Passage for review:
I can only tell you the ethical side of things.  If someone starts living not in accord with their beliefs, either their life or their beliefs will eventually change. I could possibly imagine a doctor who prescribes medications he is morally opposed to using, and who states his beliefs to the patients before prescribing them. Or a doctor who teaches about both natural and artificial means, then leaves the choice up to the patient. But I cannot imagine a doctor in good conscience who would simply remain silent about strongly held moral beliefs. I know there are many doctors that do not approve of artificial contraception, (and not only Catholics!) and they can tell you much more than I can how they deal with this issue. I would trust their judgment. I urge you to search some out!  God Bless, Fr. Matthew

Hope this helps. – CatholicView Staff


”I was Catholic but began to practice Witchcraft. 
How can I return to the Church? - Amy


 

CatholicView Staff:

What advice would you give to a former Catholic who began to practice witchcraft but now wants to return to the Church?  There is a lot more to consider here besides going to confession, how does one dispose of any occult supplies they accumulated for spell casting, etc.?  It is really a complete change of life.  Some guidance please?

Dear Amy:

I praise God for your deliverance from witchcraft.  God is well pleased with you.  You already know that you must seek the sacrament of repentance that will reunite you with the Church family, and the use of all Sacraments.  In the meantime, pray hard, asking God to strengthen your resolve and keep your focus on Jesus Christ.

As to the occult supplies, you do not want to encourage anyone to follow this practice by making them available to others.  You must either burn them or bury them.  God will help you to do this by giving you courage and fortitude.  Do not be afraid. 

We welcome you back to the Church of the living God Who will never desert or leave you stranded.   I am praying for you. – CatholicView Staff


”My fiance and I were not brought up in a church. 
We have two children.  Can we get married
in a Church?” -Ashley

Catholic Staff

My fiance and I have two children together, and neither one of us were brought up in a church.   We wish to get married and bring our children up in a church.  Who can we talk to and is it unlikely that a church will marry us?  Ashley

Ashley:

This is a very simple matter that can be taken care of immediately.  The Catholic Church will welcome you and your husband and be delighted to have your children be members also.  This is what a Church does.    Talk to a parish priest in your area.  He will be able to get you started as members of the Catholic Church.   You will probably be asked to take some RCIA lessons (Rite of Christian Initiation for Adults) to get you started.  The priest will also arrange a private or public marriage for you.

Problems to solve:
(1) Summarize the Catholic advice column in two sentences.
(2) Proceed with the Catholic advice column from where it stops.

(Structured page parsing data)
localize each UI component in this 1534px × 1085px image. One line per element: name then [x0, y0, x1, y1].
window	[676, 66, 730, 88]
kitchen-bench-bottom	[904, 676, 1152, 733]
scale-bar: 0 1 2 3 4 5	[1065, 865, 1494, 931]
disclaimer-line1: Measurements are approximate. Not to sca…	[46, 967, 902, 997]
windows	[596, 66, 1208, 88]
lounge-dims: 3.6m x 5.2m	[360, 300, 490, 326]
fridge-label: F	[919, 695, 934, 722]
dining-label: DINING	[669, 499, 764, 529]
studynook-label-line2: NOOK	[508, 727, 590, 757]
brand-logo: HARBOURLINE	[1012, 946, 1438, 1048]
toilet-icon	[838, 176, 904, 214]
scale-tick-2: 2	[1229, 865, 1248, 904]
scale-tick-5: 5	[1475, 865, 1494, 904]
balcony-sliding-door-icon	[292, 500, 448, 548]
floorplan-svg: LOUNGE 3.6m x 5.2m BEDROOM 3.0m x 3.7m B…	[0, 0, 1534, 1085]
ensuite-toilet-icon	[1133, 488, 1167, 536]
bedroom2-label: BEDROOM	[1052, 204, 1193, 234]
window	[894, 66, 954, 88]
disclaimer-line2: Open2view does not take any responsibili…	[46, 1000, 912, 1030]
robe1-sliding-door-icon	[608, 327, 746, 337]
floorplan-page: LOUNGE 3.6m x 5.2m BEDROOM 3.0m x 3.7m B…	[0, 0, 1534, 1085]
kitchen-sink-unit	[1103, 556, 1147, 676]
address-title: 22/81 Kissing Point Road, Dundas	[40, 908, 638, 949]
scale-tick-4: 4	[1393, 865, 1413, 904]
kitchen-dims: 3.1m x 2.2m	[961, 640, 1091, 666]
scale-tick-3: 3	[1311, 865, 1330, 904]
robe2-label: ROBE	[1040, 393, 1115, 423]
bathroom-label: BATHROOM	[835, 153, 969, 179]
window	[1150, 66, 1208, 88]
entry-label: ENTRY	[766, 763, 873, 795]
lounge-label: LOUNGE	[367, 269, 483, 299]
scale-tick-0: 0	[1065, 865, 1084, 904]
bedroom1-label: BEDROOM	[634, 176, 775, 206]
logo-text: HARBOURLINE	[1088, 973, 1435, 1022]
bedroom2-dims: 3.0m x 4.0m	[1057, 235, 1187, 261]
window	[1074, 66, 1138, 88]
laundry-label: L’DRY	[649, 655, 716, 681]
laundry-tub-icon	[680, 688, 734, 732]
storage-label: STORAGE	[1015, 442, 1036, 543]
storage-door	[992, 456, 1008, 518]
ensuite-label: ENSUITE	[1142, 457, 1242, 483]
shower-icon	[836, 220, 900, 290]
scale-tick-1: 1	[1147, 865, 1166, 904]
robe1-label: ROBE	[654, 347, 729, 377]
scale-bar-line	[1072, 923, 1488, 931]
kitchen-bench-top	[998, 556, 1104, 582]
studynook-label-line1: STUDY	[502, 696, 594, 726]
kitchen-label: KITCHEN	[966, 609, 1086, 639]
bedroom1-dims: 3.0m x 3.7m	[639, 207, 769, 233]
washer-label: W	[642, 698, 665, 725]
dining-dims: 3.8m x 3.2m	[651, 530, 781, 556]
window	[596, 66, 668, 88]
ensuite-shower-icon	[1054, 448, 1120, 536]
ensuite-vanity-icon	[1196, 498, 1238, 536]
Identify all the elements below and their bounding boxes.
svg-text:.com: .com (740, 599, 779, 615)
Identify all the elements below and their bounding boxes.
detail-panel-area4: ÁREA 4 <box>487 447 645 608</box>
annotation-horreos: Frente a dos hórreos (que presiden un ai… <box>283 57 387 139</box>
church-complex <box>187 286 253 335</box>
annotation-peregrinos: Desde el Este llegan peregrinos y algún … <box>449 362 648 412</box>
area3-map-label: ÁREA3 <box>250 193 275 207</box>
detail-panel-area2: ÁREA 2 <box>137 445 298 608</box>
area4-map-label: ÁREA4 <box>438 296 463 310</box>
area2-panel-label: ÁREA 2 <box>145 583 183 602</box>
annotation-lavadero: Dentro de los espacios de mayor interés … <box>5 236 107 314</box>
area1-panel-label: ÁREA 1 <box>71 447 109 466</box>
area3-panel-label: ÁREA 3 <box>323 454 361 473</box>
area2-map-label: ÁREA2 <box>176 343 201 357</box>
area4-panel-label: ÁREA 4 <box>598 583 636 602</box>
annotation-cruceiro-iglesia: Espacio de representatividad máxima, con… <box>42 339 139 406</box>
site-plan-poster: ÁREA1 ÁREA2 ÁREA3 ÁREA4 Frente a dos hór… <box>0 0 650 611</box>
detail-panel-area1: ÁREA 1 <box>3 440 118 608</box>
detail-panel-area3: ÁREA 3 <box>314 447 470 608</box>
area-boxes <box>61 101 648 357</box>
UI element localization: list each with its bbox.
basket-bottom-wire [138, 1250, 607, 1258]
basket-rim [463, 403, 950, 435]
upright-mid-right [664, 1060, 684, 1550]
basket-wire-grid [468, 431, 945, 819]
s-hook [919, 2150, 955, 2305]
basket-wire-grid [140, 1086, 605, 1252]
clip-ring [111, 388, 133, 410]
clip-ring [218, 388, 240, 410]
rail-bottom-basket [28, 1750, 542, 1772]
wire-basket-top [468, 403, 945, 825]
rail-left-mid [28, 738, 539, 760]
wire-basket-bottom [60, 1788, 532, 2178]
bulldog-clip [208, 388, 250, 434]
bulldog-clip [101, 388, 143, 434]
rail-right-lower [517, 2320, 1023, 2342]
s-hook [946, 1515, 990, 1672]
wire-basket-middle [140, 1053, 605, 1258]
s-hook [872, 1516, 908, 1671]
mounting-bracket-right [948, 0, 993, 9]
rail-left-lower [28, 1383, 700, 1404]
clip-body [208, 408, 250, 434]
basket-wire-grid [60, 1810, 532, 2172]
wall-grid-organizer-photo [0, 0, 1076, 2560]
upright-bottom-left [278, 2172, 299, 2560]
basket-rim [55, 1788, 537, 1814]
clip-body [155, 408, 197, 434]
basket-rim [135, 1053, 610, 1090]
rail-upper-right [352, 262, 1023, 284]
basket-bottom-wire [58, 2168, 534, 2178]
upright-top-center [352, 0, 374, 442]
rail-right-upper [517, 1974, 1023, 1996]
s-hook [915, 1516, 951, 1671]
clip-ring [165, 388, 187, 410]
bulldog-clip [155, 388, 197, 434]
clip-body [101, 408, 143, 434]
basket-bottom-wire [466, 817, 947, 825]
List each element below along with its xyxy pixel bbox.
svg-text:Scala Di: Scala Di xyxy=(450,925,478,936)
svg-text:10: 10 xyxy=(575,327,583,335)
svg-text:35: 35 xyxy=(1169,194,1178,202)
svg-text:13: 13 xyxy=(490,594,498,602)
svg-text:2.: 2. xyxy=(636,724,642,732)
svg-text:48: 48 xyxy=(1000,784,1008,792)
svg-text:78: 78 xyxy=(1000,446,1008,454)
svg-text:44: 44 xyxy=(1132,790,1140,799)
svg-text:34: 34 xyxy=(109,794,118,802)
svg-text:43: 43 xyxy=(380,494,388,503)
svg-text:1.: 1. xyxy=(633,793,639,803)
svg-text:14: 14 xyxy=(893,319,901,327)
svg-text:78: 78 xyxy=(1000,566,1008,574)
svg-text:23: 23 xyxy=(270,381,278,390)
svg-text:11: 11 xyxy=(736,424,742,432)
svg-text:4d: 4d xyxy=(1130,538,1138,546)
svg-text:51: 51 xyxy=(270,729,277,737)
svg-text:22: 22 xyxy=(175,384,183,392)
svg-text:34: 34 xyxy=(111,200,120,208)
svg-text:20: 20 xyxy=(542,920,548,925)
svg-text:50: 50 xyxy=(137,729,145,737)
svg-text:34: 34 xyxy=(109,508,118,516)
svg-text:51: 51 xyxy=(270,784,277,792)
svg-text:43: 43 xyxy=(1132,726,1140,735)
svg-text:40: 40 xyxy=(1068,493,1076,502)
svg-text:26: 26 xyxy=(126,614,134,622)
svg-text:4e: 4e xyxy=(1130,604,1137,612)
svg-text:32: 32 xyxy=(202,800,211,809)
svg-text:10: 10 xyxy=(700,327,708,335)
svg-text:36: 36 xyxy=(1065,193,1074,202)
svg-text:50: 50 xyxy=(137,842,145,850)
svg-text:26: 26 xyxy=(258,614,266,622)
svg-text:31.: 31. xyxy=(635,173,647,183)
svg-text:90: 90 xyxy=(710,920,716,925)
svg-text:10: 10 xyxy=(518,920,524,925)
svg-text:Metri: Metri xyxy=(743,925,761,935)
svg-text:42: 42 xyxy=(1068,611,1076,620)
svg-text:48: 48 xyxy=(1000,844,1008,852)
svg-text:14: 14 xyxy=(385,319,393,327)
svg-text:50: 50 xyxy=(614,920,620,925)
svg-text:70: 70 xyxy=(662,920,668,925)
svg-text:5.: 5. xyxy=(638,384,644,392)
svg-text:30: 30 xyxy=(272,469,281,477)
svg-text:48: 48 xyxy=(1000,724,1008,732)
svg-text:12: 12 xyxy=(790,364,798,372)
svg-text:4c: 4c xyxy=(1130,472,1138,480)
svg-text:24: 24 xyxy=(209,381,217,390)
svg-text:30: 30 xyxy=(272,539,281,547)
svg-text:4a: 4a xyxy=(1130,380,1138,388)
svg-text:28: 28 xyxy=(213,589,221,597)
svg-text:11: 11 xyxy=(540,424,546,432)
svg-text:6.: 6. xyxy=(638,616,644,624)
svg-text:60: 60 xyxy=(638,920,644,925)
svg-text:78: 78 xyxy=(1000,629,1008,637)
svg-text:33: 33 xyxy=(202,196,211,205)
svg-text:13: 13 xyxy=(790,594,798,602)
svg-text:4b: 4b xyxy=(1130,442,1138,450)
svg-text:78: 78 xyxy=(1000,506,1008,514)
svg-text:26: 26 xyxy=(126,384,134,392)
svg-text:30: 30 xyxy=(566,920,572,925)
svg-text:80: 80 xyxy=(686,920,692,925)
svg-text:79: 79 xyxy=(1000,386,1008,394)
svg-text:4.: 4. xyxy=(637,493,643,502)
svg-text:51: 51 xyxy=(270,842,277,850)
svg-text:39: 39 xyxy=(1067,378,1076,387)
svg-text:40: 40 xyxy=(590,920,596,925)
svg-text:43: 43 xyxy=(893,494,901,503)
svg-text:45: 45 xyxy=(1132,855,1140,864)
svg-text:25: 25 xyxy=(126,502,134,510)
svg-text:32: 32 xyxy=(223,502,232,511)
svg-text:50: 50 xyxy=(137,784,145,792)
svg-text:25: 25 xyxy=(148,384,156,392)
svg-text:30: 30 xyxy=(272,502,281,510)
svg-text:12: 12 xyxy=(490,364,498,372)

Outputs in order:
(1) The Catholic advice column opens with Fr. Matthew saying he cannot imagine a doctor of good conscience staying silent about strongly held moral beliefs, and urging the reader to seek out doctors who do not approve of artificial contraception. It then tells Amy, a former Catholic who practiced witchcraft, to seek the sacrament of repentance, pray, and burn or bury her occult supplies, and tells Ashley, who has two children with her fiance, to talk to a parish priest who can start them as Church members, likely through RCIA lessons, and arrange their marriage.

(2)
We look forward to having you as part of our Church family.  God bless you always.  Welcome!  Let’s get started!  – CatholicView Staff


”My husband and I got a civil divorce and he remarried
civilly.  Can we still be intimate?” – Janice



CatholicView:

My husband and I have a civil divorce after a 30 year marriage with children.  We are still considered married even though he civilly married someone else.  Since he is still my husband and his other marriage is adulterous, can he have marital relations with me because I am still considered his wife? Would it be a sin if we are still considered married in the eyes of God? – Janice

Janice:

I am saddened to hear that after 30 years of marriage, culminating in beautiful children, you got a civil divorce. You and your husband are now divorced and he has remarried civilly, although it is not recognized by the Catholic Church.

Do not allow yourself to indulge in a sexual way with your ex-husband.  As you were legally divorced, he is now legally married through the court of the law. You must respect this new union and not allow your ex-husband to enjoy privileges forbidden to both of you.  You would be committing adultery to engage in such activity.

In the meantime, please talk to your parish priest about this situation. Perhaps it is time to move on and if possible get an annulment so you will be free of this heartache and suffering. May the Lord give you the peace and the courage to keep going forward, leaving the past behind. –CatholicView Staff.